**DOCUMENT PASSAGE:**
[Begin]

The primary use was to do top quality scans of top quality pictures that we cannot get reproduced at a typical location.

I'm having the worlds most frustrating time with this, however.

The pictures are 8x10, I use Elements to import them, with the standard backend Canon software.

When I scan them in, I have to use the reduce dusts/scratches (which baffles me, the scanner has only been used a handful of times and the images are barely a week old and have only seen the light of day to actually go onto the scanner) - and the other settings are there - Auto Tone (if I don't, the image looks bland) and Unsharp Mask (without, the image almost looks blurry)

I don't have the money to purchase additional sheets to reprint the photos, but I don't know how to increase the quality - I have the 48 bit setting checked, I'm guessing that 300dpi is okay, and I've even done 600dpi

Now, if I can something about the overall quality, I need to have a file size of 6mb for any uploading I want/need to do.

[End]

**LISTED ENTRIES:**
[Begin]

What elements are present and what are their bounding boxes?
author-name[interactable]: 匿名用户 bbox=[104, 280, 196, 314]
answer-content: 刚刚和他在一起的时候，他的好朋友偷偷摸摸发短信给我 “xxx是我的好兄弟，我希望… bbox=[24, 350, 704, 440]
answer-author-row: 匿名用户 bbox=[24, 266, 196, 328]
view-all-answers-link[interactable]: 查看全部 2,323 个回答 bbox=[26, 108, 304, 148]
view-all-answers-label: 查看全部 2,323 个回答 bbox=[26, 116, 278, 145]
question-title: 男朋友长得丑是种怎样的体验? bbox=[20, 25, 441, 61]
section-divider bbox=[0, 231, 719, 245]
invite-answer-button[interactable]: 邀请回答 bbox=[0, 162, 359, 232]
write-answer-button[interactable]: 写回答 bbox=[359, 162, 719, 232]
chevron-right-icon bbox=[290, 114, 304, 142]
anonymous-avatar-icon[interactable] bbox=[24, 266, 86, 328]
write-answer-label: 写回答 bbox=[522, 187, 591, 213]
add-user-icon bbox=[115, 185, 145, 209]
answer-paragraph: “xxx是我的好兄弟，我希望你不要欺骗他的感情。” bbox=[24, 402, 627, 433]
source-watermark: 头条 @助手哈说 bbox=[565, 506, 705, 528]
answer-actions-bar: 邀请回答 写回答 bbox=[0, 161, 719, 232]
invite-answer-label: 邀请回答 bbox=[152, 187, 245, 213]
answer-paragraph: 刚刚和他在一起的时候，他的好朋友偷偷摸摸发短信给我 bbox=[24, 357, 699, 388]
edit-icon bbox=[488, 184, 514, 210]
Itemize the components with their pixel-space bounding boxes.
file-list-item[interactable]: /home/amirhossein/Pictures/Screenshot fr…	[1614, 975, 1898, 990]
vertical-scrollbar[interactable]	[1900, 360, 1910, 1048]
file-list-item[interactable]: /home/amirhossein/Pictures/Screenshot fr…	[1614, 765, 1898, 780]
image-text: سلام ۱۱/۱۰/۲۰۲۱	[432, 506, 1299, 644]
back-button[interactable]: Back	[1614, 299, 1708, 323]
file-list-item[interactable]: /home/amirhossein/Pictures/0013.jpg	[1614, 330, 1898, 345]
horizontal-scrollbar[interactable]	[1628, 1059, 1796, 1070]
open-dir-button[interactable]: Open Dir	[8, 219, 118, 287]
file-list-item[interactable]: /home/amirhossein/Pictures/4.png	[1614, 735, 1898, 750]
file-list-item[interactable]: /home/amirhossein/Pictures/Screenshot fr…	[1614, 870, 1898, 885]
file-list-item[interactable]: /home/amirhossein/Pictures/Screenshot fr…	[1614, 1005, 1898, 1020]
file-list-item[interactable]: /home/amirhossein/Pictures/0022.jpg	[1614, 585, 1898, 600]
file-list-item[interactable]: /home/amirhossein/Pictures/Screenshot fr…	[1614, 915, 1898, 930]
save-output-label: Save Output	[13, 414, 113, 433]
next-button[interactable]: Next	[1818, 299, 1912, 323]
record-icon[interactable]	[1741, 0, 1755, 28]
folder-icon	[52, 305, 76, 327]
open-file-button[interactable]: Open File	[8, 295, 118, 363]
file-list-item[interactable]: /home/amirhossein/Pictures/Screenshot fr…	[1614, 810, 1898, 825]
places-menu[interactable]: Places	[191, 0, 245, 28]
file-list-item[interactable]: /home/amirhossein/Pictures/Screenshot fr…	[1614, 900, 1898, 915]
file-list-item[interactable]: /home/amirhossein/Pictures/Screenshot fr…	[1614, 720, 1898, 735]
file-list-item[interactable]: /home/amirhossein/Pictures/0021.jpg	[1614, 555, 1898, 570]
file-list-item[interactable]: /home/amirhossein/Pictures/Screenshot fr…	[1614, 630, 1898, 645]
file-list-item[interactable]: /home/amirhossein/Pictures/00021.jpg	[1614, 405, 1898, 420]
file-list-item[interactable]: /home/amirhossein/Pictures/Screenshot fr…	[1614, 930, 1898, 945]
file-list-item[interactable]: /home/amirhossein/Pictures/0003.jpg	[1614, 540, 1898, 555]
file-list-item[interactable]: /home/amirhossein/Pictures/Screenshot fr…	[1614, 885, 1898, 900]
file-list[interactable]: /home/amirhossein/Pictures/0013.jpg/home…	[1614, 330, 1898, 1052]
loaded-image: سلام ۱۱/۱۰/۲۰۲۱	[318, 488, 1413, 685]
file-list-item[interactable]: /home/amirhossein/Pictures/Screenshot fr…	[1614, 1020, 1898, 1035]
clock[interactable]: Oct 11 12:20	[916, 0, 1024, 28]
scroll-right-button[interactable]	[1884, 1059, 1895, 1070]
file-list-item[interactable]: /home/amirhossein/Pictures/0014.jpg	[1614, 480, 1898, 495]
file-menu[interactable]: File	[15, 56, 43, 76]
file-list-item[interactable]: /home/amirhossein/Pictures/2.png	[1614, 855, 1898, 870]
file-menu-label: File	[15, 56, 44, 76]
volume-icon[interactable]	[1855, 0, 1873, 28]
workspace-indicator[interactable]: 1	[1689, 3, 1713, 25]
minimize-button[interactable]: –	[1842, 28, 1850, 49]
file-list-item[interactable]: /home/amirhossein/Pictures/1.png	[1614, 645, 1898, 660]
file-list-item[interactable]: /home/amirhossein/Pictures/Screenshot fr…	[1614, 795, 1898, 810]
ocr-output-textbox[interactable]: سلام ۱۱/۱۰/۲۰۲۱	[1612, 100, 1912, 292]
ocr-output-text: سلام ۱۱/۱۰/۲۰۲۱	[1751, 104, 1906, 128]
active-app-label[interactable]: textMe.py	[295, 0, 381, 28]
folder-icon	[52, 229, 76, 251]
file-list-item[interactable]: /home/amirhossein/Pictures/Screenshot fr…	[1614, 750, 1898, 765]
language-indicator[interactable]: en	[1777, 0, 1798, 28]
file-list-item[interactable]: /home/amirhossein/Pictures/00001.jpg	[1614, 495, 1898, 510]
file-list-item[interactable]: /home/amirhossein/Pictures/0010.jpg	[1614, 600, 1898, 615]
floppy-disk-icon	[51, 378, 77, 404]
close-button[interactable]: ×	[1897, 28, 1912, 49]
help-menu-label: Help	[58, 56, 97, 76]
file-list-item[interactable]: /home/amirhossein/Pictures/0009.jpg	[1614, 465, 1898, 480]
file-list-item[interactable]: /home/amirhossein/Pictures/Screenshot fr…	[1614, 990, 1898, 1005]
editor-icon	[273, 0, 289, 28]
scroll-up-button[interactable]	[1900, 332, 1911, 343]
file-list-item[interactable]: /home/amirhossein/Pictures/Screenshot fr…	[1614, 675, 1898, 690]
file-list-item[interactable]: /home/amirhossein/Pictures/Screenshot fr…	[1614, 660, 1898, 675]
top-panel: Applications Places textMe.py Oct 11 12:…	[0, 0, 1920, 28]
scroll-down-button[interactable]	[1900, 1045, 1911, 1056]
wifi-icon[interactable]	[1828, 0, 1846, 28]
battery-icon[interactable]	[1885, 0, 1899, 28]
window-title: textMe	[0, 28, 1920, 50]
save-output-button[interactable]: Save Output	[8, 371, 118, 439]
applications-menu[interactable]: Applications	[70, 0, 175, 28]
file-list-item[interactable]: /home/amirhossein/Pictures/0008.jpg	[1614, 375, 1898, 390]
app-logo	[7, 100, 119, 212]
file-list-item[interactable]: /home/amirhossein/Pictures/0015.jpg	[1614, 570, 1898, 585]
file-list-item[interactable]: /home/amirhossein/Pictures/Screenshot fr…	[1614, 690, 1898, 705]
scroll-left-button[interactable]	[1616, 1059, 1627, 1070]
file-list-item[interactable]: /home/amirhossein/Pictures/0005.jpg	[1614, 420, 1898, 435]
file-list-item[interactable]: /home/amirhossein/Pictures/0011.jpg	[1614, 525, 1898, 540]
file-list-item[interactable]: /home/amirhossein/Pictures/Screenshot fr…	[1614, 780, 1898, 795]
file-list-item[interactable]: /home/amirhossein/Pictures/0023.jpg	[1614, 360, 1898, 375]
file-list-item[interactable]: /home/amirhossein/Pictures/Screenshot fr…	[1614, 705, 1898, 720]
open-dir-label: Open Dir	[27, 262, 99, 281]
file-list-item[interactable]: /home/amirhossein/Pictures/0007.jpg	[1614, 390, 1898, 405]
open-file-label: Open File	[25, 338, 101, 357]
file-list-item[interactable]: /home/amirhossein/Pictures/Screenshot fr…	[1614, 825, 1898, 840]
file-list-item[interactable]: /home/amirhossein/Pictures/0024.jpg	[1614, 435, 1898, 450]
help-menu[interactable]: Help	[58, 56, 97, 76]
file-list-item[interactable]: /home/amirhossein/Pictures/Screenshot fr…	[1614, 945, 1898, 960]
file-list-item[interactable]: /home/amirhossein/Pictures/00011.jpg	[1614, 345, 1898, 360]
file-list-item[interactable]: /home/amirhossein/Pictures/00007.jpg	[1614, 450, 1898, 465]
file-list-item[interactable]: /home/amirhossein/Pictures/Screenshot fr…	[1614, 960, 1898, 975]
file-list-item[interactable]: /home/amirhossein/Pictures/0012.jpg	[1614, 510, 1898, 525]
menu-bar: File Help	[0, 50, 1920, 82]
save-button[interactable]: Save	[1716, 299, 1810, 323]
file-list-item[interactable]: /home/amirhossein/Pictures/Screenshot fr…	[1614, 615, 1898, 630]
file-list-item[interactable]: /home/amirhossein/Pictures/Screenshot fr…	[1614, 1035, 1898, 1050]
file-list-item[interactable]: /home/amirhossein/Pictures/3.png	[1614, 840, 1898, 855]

[End]

Reproduce everything in the photo-scanning post from "The primary use" down to "with this, however.", word for word.

**FULL RESPONSE:**
The primary use was to do top quality scans of top quality pictures that we cannot get reproduced at a typical location.

I'm having the worlds most frustrating time with this, however.